▸ **PROBLEM DESCRIPTION**: Repeat all of the data precisely.

▸ **ENTRIES**:
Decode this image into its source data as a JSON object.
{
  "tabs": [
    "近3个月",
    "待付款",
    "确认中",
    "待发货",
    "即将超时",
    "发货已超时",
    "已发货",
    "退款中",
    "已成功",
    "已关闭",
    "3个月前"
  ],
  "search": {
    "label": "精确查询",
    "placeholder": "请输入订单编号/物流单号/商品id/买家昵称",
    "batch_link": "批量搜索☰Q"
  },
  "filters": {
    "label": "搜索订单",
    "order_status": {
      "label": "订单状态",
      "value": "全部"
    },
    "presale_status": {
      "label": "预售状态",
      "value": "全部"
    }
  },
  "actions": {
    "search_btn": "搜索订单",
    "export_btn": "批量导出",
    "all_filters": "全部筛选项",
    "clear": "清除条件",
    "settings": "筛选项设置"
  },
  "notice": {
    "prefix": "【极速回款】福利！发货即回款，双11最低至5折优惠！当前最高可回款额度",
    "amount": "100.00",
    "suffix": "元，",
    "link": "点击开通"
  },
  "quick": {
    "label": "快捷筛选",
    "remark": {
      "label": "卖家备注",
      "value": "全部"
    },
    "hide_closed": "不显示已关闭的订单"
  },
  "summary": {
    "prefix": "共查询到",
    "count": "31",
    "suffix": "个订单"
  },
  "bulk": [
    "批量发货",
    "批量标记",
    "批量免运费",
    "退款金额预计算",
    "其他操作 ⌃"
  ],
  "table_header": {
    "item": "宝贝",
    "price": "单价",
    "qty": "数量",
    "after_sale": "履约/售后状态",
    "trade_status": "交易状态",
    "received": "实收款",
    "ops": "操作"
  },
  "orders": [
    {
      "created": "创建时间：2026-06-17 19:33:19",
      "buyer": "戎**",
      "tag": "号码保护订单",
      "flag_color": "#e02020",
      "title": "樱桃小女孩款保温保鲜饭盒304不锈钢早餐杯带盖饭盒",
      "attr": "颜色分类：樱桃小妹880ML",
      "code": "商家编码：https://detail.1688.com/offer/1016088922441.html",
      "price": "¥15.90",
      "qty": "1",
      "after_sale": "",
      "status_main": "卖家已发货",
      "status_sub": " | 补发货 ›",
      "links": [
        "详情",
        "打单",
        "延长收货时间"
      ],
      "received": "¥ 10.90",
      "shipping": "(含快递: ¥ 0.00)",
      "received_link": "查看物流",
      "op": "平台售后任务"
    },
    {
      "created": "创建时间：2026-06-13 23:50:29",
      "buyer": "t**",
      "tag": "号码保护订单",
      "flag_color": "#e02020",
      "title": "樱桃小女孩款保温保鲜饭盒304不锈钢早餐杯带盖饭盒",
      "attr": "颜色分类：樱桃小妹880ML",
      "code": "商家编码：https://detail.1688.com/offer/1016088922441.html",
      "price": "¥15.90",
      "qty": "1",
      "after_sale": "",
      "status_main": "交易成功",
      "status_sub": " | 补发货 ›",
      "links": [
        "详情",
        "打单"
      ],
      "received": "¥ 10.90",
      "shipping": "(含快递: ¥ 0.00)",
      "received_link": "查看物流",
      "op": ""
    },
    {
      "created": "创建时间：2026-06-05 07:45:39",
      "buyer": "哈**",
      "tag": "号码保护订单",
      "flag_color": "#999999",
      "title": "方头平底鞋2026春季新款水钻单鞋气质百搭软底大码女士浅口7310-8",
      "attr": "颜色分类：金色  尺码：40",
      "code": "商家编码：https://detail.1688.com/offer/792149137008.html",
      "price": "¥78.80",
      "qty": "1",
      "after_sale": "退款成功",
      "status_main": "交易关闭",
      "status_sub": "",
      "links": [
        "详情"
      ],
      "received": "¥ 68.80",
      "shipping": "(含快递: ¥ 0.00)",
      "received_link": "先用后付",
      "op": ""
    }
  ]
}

▸ **EXERCISE SOLUTION**:
Decode this image into its source data as a JSON object.
{
  "tabs": [
    "近3个月",
    "待付款",
    "确认中",
    "待发货",
    "即将超时",
    "发货已超时",
    "已发货",
    "退款中",
    "已成功",
    "已关闭",
    "3个月前"
  ],
  "search": {
    "label": "精确查询",
    "placeholder": "请输入订单编号/物流单号/商品id/买家昵称",
    "batch_link": "批量搜索☰Q"
  },
  "filters": {
    "label": "搜索订单",
    "order_status": {
      "label": "订单状态",
      "value": "全部"
    },
    "presale_status": {
      "label": "预售状态",
      "value": "全部"
    }
  },
  "actions": {
    "search_btn": "搜索订单",
    "export_btn": "批量导出",
    "all_filters": "全部筛选项",
    "clear": "清除条件",
    "settings": "筛选项设置"
  },
  "notice": {
    "prefix": "【极速回款】福利！发货即回款，双11最低至5折优惠！当前最高可回款额度",
    "amount": "100.00",
    "suffix": "元，",
    "link": "点击开通"
  },
  "quick": {
    "label": "快捷筛选",
    "remark": {
      "label": "卖家备注",
      "value": "全部"
    },
    "hide_closed": "不显示已关闭的订单"
  },
  "summary": {
    "prefix": "共查询到",
    "count": "31",
    "suffix": "个订单"
  },
  "bulk": [
    "批量发货",
    "批量标记",
    "批量免运费",
    "退款金额预计算",
    "其他操作 ⌃"
  ],
  "table_header": {
    "item": "宝贝",
    "price": "单价",
    "qty": "数量",
    "after_sale": "履约/售后状态",
    "trade_status": "交易状态",
    "received": "实收款",
    "ops": "操作"
  },
  "orders": [
    {
      "created": "创建时间：2026-06-17 19:33:19",
      "buyer": "戎**",
      "tag": "号码保护订单",
      "flag_color": "#e02020",
      "title": "樱桃小女孩款保温保鲜饭盒304不锈钢早餐杯带盖饭盒",
      "attr": "颜色分类：樱桃小妹880ML",
      "code": "商家编码：https://detail.1688.com/offer/1016088922441.html",
      "price": "¥15.90",
      "qty": "1",
      "after_sale": "",
      "status_main": "卖家已发货",
      "status_sub": " | 补发货 ›",
      "links": [
        "详情",
        "打单",
        "延长收货时间"
      ],
      "received": "¥ 10.90",
      "shipping": "(含快递: ¥ 0.00)",
      "received_link": "查看物流",
      "op": "平台售后任务"
    },
    {
      "created": "创建时间：2026-06-13 23:50:29",
      "buyer": "t**",
      "tag": "号码保护订单",
      "flag_color": "#e02020",
      "title": "樱桃小女孩款保温保鲜饭盒304不锈钢早餐杯带盖饭盒",
      "attr": "颜色分类：樱桃小妹880ML",
      "code": "商家编码：https://detail.1688.com/offer/1016088922441.html",
      "price": "¥15.90",
      "qty": "1",
      "after_sale": "",
      "status_main": "交易成功",
      "status_sub": " | 补发货 ›",
      "links": [
        "详情",
        "打单"
      ],
      "received": "¥ 10.90",
      "shipping": "(含快递: ¥ 0.00)",
      "received_link": "查看物流",
      "op": ""
    },
    {
      "created": "创建时间：2026-06-05 07:45:39",
      "buyer": "哈**",
      "tag": "号码保护订单",
      "flag_color": "#999999",
      "title": "方头平底鞋2026春季新款水钻单鞋气质百搭软底大码女士浅口7310-8",
      "attr": "颜色分类：金色  尺码：40",
      "code": "商家编码：https://detail.1688.com/offer/792149137008.html",
      "price": "¥78.80",
      "qty": "1",
      "after_sale": "退款成功",
      "status_main": "交易关闭",
      "status_sub": "",
      "links": [
        "详情"
      ],
      "received": "¥ 68.80",
      "shipping": "(含快递: ¥ 0.00)",
      "received_link": "先用后付",
      "op": ""
    }
  ]
}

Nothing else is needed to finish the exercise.